The request:
Search the data below for the word "location" and copy each line that holds it.

Material provided:
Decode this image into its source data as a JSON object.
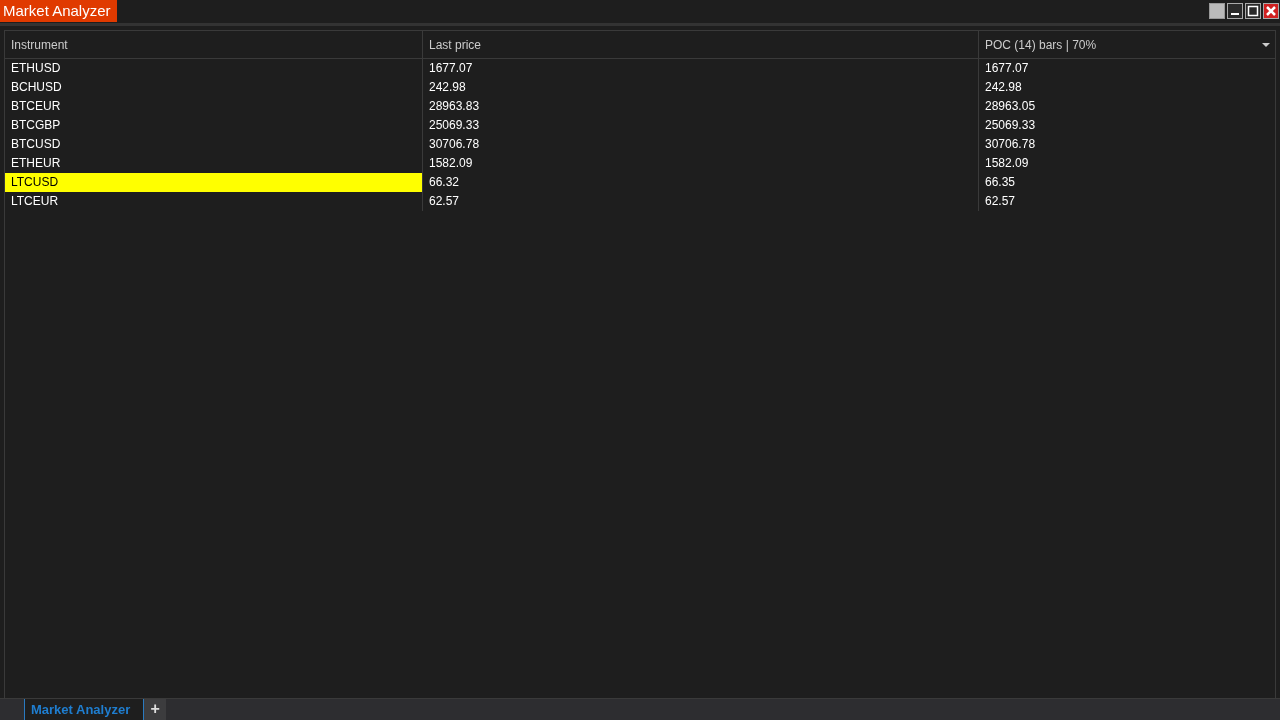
{
  "window": {
    "title": "Market Analyzer"
  },
  "table": {
    "columns": [
      {
        "label": "Instrument"
      },
      {
        "label": "Last price"
      },
      {
        "label": "POC (14) bars | 70%"
      }
    ],
    "rows": [
      {
        "cells": [
          "ETHUSD",
          "1677.07",
          "1677.07"
        ],
        "highlighted": false
      },
      {
        "cells": [
          "BCHUSD",
          "242.98",
          "242.98"
        ],
        "highlighted": false
      },
      {
        "cells": [
          "BTCEUR",
          "28963.83",
          "28963.05"
        ],
        "highlighted": false
      },
      {
        "cells": [
          "BTCGBP",
          "25069.33",
          "25069.33"
        ],
        "highlighted": false
      },
      {
        "cells": [
          "BTCUSD",
          "30706.78",
          "30706.78"
        ],
        "highlighted": false
      },
      {
        "cells": [
          "ETHEUR",
          "1582.09",
          "1582.09"
        ],
        "highlighted": false
      },
      {
        "cells": [
          "LTCUSD",
          "66.32",
          "66.35"
        ],
        "highlighted": true
      },
      {
        "cells": [
          "LTCEUR",
          "62.57",
          "62.57"
        ],
        "highlighted": false
      }
    ]
  },
  "tabs": [
    {
      "label": "Market Analyzer",
      "selected": true
    }
  ],
  "add_tab": "+"
}
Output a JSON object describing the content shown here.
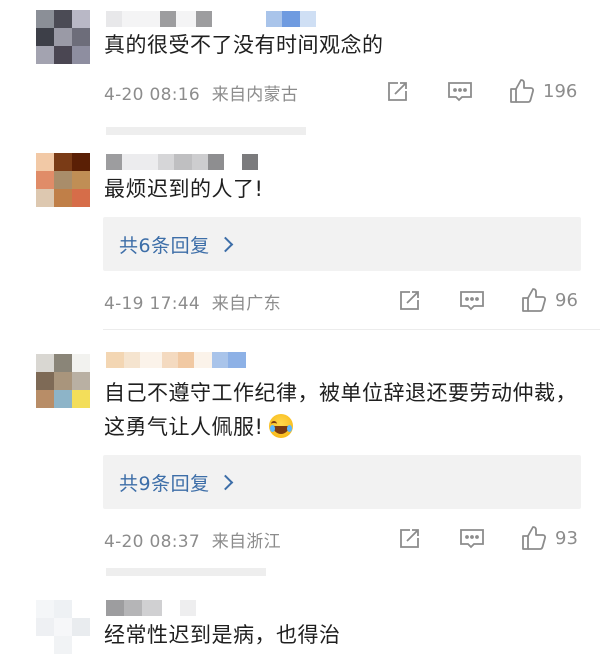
{
  "comments": [
    {
      "text": "真的很受不了没有时间观念的",
      "time": "4-20 08:16",
      "location": "来自内蒙古",
      "likes": "196",
      "reply_label": "",
      "icons": [
        "share-icon",
        "comment-icon",
        "like-icon"
      ]
    },
    {
      "text": "最烦迟到的人了!",
      "time": "4-19 17:44",
      "location": "来自广东",
      "likes": "96",
      "reply_label": "共6条回复"
    },
    {
      "text": "自己不遵守工作纪律，被单位辞退还要劳动仲裁，这勇气让人佩服!",
      "emoji": "laughing-tears-emoji",
      "time": "4-20 08:37",
      "location": "来自浙江",
      "likes": "93",
      "reply_label": "共9条回复"
    },
    {
      "text": "经常性迟到是病，也得治"
    }
  ],
  "colors": {
    "link": "#3d6ea8",
    "meta": "#8c8c8c",
    "reply_bg": "#f2f2f2"
  }
}
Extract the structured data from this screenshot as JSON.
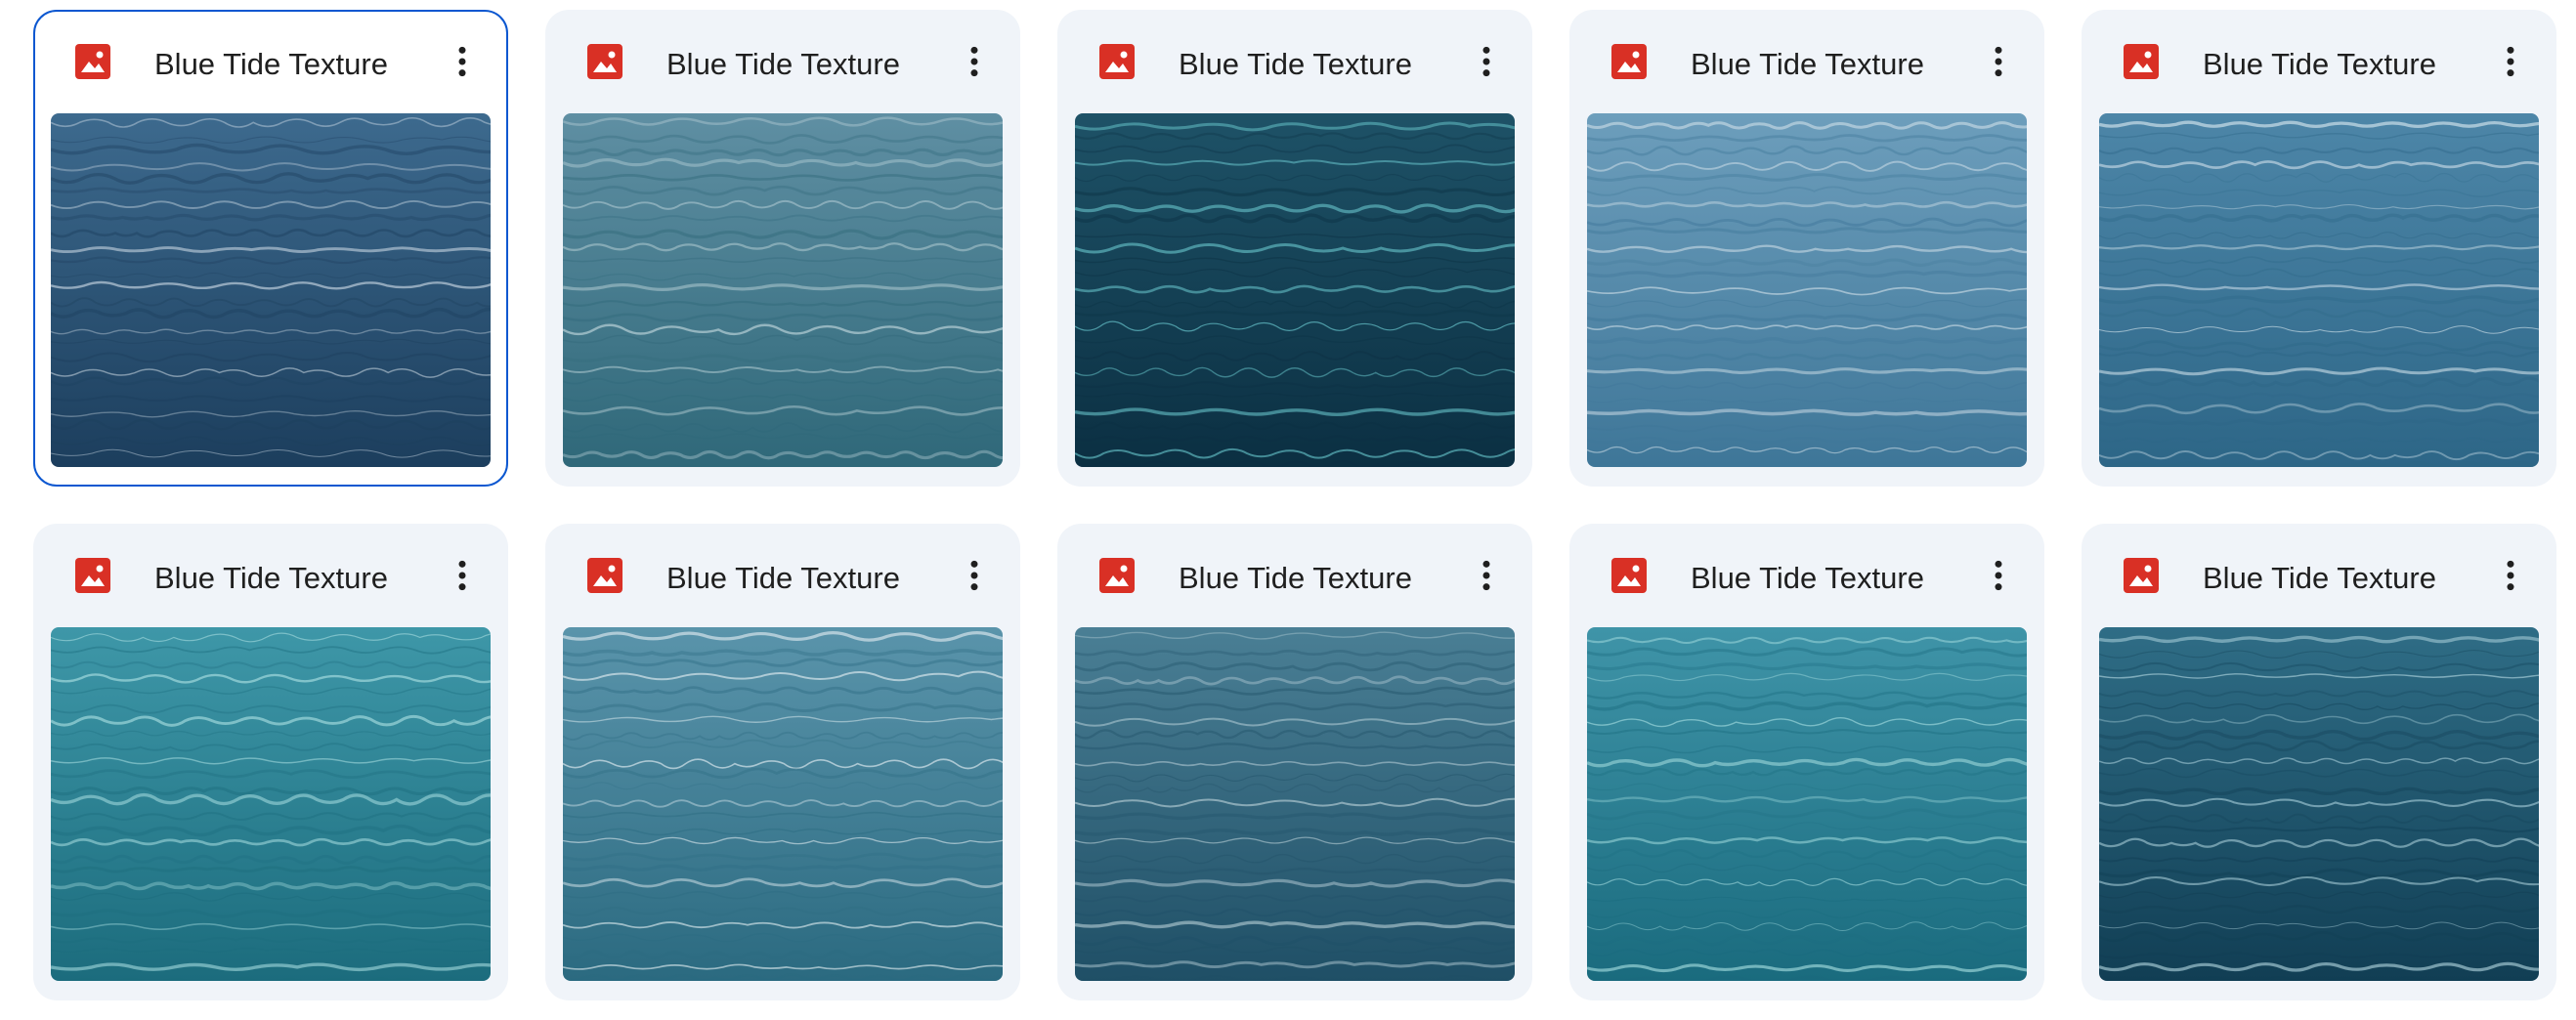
{
  "file_type_icon": "image-file-icon",
  "more_icon": "more-vert-icon",
  "colors": {
    "selected_border": "#0b57d0",
    "image_icon": "#d93025",
    "card_bg": "#f0f4f9"
  },
  "files": [
    {
      "name": "Blue Tide Texture",
      "selected": true,
      "palette": [
        "#3d6a8e",
        "#1c3e5d",
        "#cfdce6"
      ]
    },
    {
      "name": "Blue Tide Texture",
      "selected": false,
      "palette": [
        "#5f8fa3",
        "#2f6879",
        "#c7dbe0"
      ]
    },
    {
      "name": "Blue Tide Texture",
      "selected": false,
      "palette": [
        "#1e5267",
        "#0b2f42",
        "#6fd0d6"
      ]
    },
    {
      "name": "Blue Tide Texture",
      "selected": false,
      "palette": [
        "#6d9ebc",
        "#3e7698",
        "#dfeaf0"
      ]
    },
    {
      "name": "Blue Tide Texture",
      "selected": false,
      "palette": [
        "#4d86a8",
        "#2d6687",
        "#d8e7ef"
      ]
    },
    {
      "name": "Blue Tide Texture",
      "selected": false,
      "palette": [
        "#3e97a8",
        "#1c6c7d",
        "#aee2e4"
      ]
    },
    {
      "name": "Blue Tide Texture",
      "selected": false,
      "palette": [
        "#5a94ab",
        "#2b6a80",
        "#e3eef2"
      ]
    },
    {
      "name": "Blue Tide Texture",
      "selected": false,
      "palette": [
        "#4a7f95",
        "#1f4f66",
        "#c9dde3"
      ]
    },
    {
      "name": "Blue Tide Texture",
      "selected": false,
      "palette": [
        "#3f94a8",
        "#1a6b7e",
        "#a5dde0"
      ]
    },
    {
      "name": "Blue Tide Texture",
      "selected": false,
      "palette": [
        "#2f6d86",
        "#113e54",
        "#b4d8e2"
      ]
    }
  ]
}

Answer for the task:
      "location": "来自内蒙古",
      "location": "来自广东",
      "location": "来自浙江",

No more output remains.